**Written task**: All of the lines below are to be printed again exactly; images are excluded from the output.

[Stored entries]
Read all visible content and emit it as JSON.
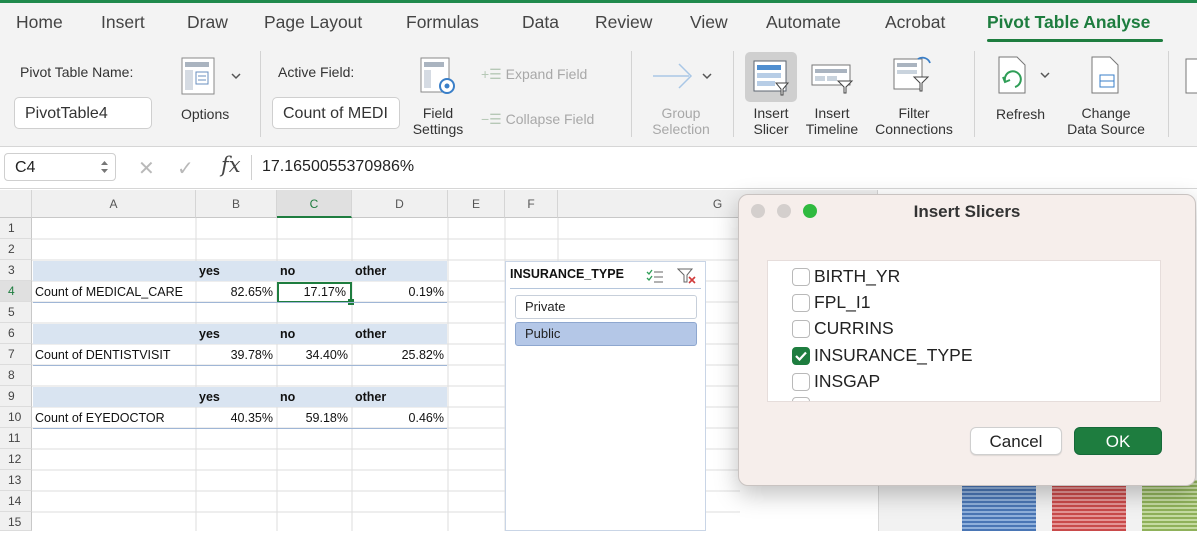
{
  "ribbon_tabs": [
    "Home",
    "Insert",
    "Draw",
    "Page Layout",
    "Formulas",
    "Data",
    "Review",
    "View",
    "Automate",
    "Acrobat",
    "Pivot Table Analyse"
  ],
  "active_tab": "Pivot Table Analyse",
  "ribbon": {
    "pivot_name_label": "Pivot Table Name:",
    "pivot_name_value": "PivotTable4",
    "options_label": "Options",
    "active_field_label": "Active Field:",
    "active_field_value": "Count of MEDI",
    "field_settings_line1": "Field",
    "field_settings_line2": "Settings",
    "expand_field": "Expand Field",
    "collapse_field": "Collapse Field",
    "group_selection_line1": "Group",
    "group_selection_line2": "Selection",
    "insert_slicer_line1": "Insert",
    "insert_slicer_line2": "Slicer",
    "insert_timeline_line1": "Insert",
    "insert_timeline_line2": "Timeline",
    "filter_connections_line1": "Filter",
    "filter_connections_line2": "Connections",
    "refresh": "Refresh",
    "change_source_line1": "Change",
    "change_source_line2": "Data Source"
  },
  "formula_bar": {
    "cell_ref": "C4",
    "fx": "fx",
    "value": "17.1650055370986%"
  },
  "columns": [
    "A",
    "B",
    "C",
    "D",
    "E",
    "F",
    "G"
  ],
  "selected_column": "C",
  "rows": [
    "1",
    "2",
    "3",
    "4",
    "5",
    "6",
    "7",
    "8",
    "9",
    "10",
    "11",
    "12",
    "13",
    "14",
    "15"
  ],
  "selected_row": "4",
  "pivot": {
    "headers": [
      "yes",
      "no",
      "other"
    ],
    "medical_label": "Count of MEDICAL_CARE",
    "medical_values": [
      "82.65%",
      "17.17%",
      "0.19%"
    ],
    "dentist_label": "Count of DENTISTVISIT",
    "dentist_values": [
      "39.78%",
      "34.40%",
      "25.82%"
    ],
    "eye_label": "Count of EYEDOCTOR",
    "eye_values": [
      "40.35%",
      "59.18%",
      "0.46%"
    ]
  },
  "slicer": {
    "title": "INSURANCE_TYPE",
    "items": [
      "Private",
      "Public"
    ],
    "selected": "Public"
  },
  "dialog": {
    "title": "Insert Slicers",
    "fields": [
      "BIRTH_YR",
      "FPL_I1",
      "CURRINS",
      "INSURANCE_TYPE",
      "INSGAP"
    ],
    "checked": [
      false,
      false,
      false,
      true,
      false
    ],
    "cancel": "Cancel",
    "ok": "OK"
  },
  "colors": {
    "accent_green": "#1e7d3f",
    "header_band": "#d9e4f1",
    "slicer_selected": "#b4c7e7",
    "dialog_bg": "#f6eeeb"
  }
}
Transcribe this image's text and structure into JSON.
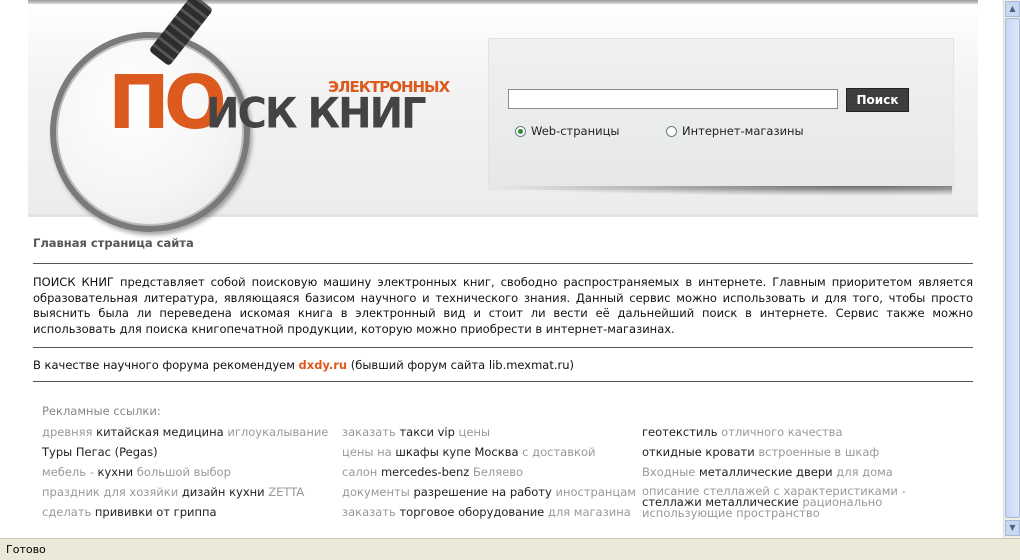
{
  "logo": {
    "big": "ПО",
    "word": "ИСК КНИГ",
    "small": "ЭЛЕКТРОННЫХ"
  },
  "search": {
    "value": "",
    "button_label": "Поиск",
    "options": [
      {
        "label": "Web-страницы",
        "selected": true
      },
      {
        "label": "Интернет-магазины",
        "selected": false
      }
    ]
  },
  "main": {
    "heading": "Главная страница сайта",
    "intro": "ПОИСК КНИГ представляет собой поисковую машину электронных книг, свободно распространяемых в интернете. Главным приоритетом является образовательная литература, являющаяся базисом научного и технического знания. Данный сервис можно использовать и для того, чтобы просто выяснить была ли переведена искомая книга в электронный вид и стоит ли вести её дальнейший поиск в интернете. Сервис также можно использовать для поиска книгопечатной продукции, которую можно приобрести в интернет-магазинах.",
    "forum_prefix": "В качестве научного форума рекомендуем ",
    "forum_link": "dxdy.ru",
    "forum_suffix": " (бывший форум сайта lib.mexmat.ru)"
  },
  "ads": {
    "title": "Рекламные ссылки:",
    "col1": [
      {
        "pre": "древняя ",
        "key": "китайская медицина",
        "post": " иглоукалывание"
      },
      {
        "pre": "",
        "key": "Туры Пегас (Pegas)",
        "post": ""
      },
      {
        "pre": "мебель - ",
        "key": "кухни",
        "post": " большой выбор"
      },
      {
        "pre": "праздник для хозяйки ",
        "key": "дизайн кухни",
        "post": " ZETTA"
      },
      {
        "pre": "сделать ",
        "key": "прививки от гриппа",
        "post": ""
      }
    ],
    "col2": [
      {
        "pre": "заказать ",
        "key": "такси vip",
        "post": " цены"
      },
      {
        "pre": "цены на ",
        "key": "шкафы купе Москва",
        "post": " с доставкой"
      },
      {
        "pre": "салон ",
        "key": "mercedes-benz",
        "post": " Беляево"
      },
      {
        "pre": "документы ",
        "key": "разрешение на работу",
        "post": " иностранцам"
      },
      {
        "pre": "заказать ",
        "key": "торговое оборудование",
        "post": " для магазина"
      }
    ],
    "col3": [
      {
        "pre": "",
        "key": "геотекстиль",
        "post": " отличного качества"
      },
      {
        "pre": "",
        "key": "откидные кровати",
        "post": " встроенные в шкаф"
      },
      {
        "pre": "Входные ",
        "key": "металлические двери",
        "post": " для дома"
      },
      {
        "pre": "описание стеллажей с характеристиками - ",
        "key": "стеллажи металлические",
        "post": " рационально использующие пространство"
      }
    ]
  },
  "status": {
    "text": "Готово"
  }
}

**Full answer**:
Read all visible content and emit it as JSON.
{
  "ribbon_tabs": [
    "Home",
    "Insert",
    "Draw",
    "Page Layout",
    "Formulas",
    "Data",
    "Review",
    "View",
    "Automate",
    "Acrobat",
    "Pivot Table Analyse"
  ],
  "active_tab": "Pivot Table Analyse",
  "ribbon": {
    "pivot_name_label": "Pivot Table Name:",
    "pivot_name_value": "PivotTable4",
    "options_label": "Options",
    "active_field_label": "Active Field:",
    "active_field_value": "Count of MEDI",
    "field_settings_line1": "Field",
    "field_settings_line2": "Settings",
    "expand_field": "Expand Field",
    "collapse_field": "Collapse Field",
    "group_selection_line1": "Group",
    "group_selection_line2": "Selection",
    "insert_slicer_line1": "Insert",
    "insert_slicer_line2": "Slicer",
    "insert_timeline_line1": "Insert",
    "insert_timeline_line2": "Timeline",
    "filter_connections_line1": "Filter",
    "filter_connections_line2": "Connections",
    "refresh": "Refresh",
    "change_source_line1": "Change",
    "change_source_line2": "Data Source"
  },
  "formula_bar": {
    "cell_ref": "C4",
    "fx": "fx",
    "value": "17.1650055370986%"
  },
  "columns": [
    "A",
    "B",
    "C",
    "D",
    "E",
    "F",
    "G"
  ],
  "selected_column": "C",
  "rows": [
    "1",
    "2",
    "3",
    "4",
    "5",
    "6",
    "7",
    "8",
    "9",
    "10",
    "11",
    "12",
    "13",
    "14",
    "15"
  ],
  "selected_row": "4",
  "pivot": {
    "headers": [
      "yes",
      "no",
      "other"
    ],
    "medical_label": "Count of MEDICAL_CARE",
    "medical_values": [
      "82.65%",
      "17.17%",
      "0.19%"
    ],
    "dentist_label": "Count of DENTISTVISIT",
    "dentist_values": [
      "39.78%",
      "34.40%",
      "25.82%"
    ],
    "eye_label": "Count of EYEDOCTOR",
    "eye_values": [
      "40.35%",
      "59.18%",
      "0.46%"
    ]
  },
  "slicer": {
    "title": "INSURANCE_TYPE",
    "items": [
      "Private",
      "Public"
    ],
    "selected": "Public"
  },
  "dialog": {
    "title": "Insert Slicers",
    "fields": [
      "BIRTH_YR",
      "FPL_I1",
      "CURRINS",
      "INSURANCE_TYPE",
      "INSGAP"
    ],
    "checked": [
      false,
      false,
      false,
      true,
      false
    ],
    "cancel": "Cancel",
    "ok": "OK"
  },
  "colors": {
    "accent_green": "#1e7d3f",
    "header_band": "#d9e4f1",
    "slicer_selected": "#b4c7e7",
    "dialog_bg": "#f6eeeb"
  }
}
Transcribe this image's text and structure into JSON.
{
  "logo": {
    "big": "ПО",
    "word": "ИСК КНИГ",
    "small": "ЭЛЕКТРОННЫХ"
  },
  "search": {
    "value": "",
    "button_label": "Поиск",
    "options": [
      {
        "label": "Web-страницы",
        "selected": true
      },
      {
        "label": "Интернет-магазины",
        "selected": false
      }
    ]
  },
  "main": {
    "heading": "Главная страница сайта",
    "intro": "ПОИСК КНИГ представляет собой поисковую машину электронных книг, свободно распространяемых в интернете. Главным приоритетом является образовательная литература, являющаяся базисом научного и технического знания. Данный сервис можно использовать и для того, чтобы просто выяснить была ли переведена искомая книга в электронный вид и стоит ли вести её дальнейший поиск в интернете. Сервис также можно использовать для поиска книгопечатной продукции, которую можно приобрести в интернет-магазинах.",
    "forum_prefix": "В качестве научного форума рекомендуем ",
    "forum_link": "dxdy.ru",
    "forum_suffix": " (бывший форум сайта lib.mexmat.ru)"
  },
  "ads": {
    "title": "Рекламные ссылки:",
    "col1": [
      {
        "pre": "древняя ",
        "key": "китайская медицина",
        "post": " иглоукалывание"
      },
      {
        "pre": "",
        "key": "Туры Пегас (Pegas)",
        "post": ""
      },
      {
        "pre": "мебель - ",
        "key": "кухни",
        "post": " большой выбор"
      },
      {
        "pre": "праздник для хозяйки ",
        "key": "дизайн кухни",
        "post": " ZETTA"
      },
      {
        "pre": "сделать ",
        "key": "прививки от гриппа",
        "post": ""
      }
    ],
    "col2": [
      {
        "pre": "заказать ",
        "key": "такси vip",
        "post": " цены"
      },
      {
        "pre": "цены на ",
        "key": "шкафы купе Москва",
        "post": " с доставкой"
      },
      {
        "pre": "салон ",
        "key": "mercedes-benz",
        "post": " Беляево"
      },
      {
        "pre": "документы ",
        "key": "разрешение на работу",
        "post": " иностранцам"
      },
      {
        "pre": "заказать ",
        "key": "торговое оборудование",
        "post": " для магазина"
      }
    ],
    "col3": [
      {
        "pre": "",
        "key": "геотекстиль",
        "post": " отличного качества"
      },
      {
        "pre": "",
        "key": "откидные кровати",
        "post": " встроенные в шкаф"
      },
      {
        "pre": "Входные ",
        "key": "металлические двери",
        "post": " для дома"
      },
      {
        "pre": "описание стеллажей с характеристиками - ",
        "key": "стеллажи металлические",
        "post": " рационально использующие пространство"
      }
    ]
  },
  "status": {
    "text": "Готово"
  }
}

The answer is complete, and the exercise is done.